### WHAT THE TASK ASKS
Reproduce the listing from its start up to and including the line with "thumbs-down-icon[interactable] [693, 211, 702, 220]", swapping "placeholder-line" for "text-line" and leaving everything else the same.

### THE DATA
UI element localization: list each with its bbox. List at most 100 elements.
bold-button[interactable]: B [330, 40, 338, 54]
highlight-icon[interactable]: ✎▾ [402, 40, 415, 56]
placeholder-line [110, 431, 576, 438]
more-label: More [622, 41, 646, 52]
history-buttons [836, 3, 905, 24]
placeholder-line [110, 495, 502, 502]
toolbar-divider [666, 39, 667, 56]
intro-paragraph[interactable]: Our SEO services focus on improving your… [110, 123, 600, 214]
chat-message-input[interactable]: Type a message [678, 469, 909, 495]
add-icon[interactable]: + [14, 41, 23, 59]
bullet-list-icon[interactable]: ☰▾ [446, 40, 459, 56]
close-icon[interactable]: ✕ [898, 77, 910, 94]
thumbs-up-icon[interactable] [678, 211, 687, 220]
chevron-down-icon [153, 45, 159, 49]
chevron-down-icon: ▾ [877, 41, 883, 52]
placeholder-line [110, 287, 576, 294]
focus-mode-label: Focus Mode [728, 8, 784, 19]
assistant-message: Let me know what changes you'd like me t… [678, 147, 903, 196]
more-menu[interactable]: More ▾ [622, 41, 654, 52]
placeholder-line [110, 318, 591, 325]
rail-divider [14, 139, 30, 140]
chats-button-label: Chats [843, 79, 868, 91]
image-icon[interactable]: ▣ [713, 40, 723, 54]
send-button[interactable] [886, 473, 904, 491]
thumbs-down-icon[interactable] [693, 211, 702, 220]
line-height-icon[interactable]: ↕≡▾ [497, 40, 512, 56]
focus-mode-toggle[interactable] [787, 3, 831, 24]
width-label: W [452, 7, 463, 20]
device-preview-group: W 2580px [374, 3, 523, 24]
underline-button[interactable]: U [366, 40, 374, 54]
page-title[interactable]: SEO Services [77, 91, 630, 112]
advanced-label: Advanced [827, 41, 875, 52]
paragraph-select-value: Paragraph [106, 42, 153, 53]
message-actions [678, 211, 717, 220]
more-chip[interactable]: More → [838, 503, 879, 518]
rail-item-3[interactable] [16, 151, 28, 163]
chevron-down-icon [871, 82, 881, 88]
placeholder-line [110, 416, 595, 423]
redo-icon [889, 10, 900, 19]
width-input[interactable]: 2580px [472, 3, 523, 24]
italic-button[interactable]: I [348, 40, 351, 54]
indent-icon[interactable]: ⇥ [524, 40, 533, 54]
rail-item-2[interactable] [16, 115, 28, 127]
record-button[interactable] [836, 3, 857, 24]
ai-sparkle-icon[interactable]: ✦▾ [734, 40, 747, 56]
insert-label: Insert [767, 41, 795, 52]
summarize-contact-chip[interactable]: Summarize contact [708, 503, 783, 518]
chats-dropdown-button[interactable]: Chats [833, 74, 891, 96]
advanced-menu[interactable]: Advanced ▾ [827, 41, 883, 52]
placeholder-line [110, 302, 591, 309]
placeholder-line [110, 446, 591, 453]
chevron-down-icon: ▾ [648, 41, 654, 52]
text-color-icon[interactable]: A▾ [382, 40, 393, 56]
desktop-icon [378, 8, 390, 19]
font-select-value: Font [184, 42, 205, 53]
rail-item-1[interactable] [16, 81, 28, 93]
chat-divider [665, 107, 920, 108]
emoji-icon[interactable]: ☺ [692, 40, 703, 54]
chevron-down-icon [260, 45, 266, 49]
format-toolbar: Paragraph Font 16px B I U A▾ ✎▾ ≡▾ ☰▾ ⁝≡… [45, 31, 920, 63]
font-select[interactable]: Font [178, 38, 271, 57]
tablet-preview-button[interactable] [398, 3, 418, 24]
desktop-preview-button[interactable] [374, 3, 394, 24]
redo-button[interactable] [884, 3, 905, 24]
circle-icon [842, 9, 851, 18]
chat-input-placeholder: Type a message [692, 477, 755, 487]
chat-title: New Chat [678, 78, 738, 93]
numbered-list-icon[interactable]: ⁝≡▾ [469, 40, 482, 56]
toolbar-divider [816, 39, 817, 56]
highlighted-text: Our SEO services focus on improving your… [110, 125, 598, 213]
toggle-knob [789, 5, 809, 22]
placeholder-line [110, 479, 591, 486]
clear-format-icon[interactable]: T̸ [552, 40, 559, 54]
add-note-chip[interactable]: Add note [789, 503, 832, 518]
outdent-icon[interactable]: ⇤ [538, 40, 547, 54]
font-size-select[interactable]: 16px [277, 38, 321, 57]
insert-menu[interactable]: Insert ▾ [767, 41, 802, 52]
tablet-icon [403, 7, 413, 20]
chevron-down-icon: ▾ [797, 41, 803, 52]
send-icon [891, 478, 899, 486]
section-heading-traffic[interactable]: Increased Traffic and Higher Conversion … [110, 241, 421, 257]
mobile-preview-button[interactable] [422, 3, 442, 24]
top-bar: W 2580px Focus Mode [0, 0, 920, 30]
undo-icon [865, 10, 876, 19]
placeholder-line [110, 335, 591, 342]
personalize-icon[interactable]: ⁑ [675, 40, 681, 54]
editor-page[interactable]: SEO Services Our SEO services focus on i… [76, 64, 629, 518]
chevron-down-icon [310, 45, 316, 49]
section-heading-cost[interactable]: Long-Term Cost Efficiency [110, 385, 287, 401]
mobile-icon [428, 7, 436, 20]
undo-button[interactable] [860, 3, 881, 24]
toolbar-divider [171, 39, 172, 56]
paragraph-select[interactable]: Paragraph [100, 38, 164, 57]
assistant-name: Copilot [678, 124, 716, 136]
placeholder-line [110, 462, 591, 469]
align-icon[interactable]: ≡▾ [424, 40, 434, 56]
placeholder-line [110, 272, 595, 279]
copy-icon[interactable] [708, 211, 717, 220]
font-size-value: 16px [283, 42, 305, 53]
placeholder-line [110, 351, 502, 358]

### FULL SOLUTION
UI element localization: list each with its bbox. List at most 100 elements.
bold-button[interactable]: B [330, 40, 338, 54]
highlight-icon[interactable]: ✎▾ [402, 40, 415, 56]
text-line [110, 431, 576, 438]
more-label: More [622, 41, 646, 52]
history-buttons [836, 3, 905, 24]
text-line [110, 495, 502, 502]
toolbar-divider [666, 39, 667, 56]
intro-paragraph[interactable]: Our SEO services focus on improving your… [110, 123, 600, 214]
chat-message-input[interactable]: Type a message [678, 469, 909, 495]
add-icon[interactable]: + [14, 41, 23, 59]
bullet-list-icon[interactable]: ☰▾ [446, 40, 459, 56]
close-icon[interactable]: ✕ [898, 77, 910, 94]
thumbs-up-icon[interactable] [678, 211, 687, 220]
chevron-down-icon [153, 45, 159, 49]
chevron-down-icon: ▾ [877, 41, 883, 52]
text-line [110, 287, 576, 294]
focus-mode-label: Focus Mode [728, 8, 784, 19]
assistant-message: Let me know what changes you'd like me t… [678, 147, 903, 196]
more-menu[interactable]: More ▾ [622, 41, 654, 52]
text-line [110, 318, 591, 325]
rail-divider [14, 139, 30, 140]
chats-button-label: Chats [843, 79, 868, 91]
image-icon[interactable]: ▣ [713, 40, 723, 54]
send-button[interactable] [886, 473, 904, 491]
thumbs-down-icon[interactable] [693, 211, 702, 220]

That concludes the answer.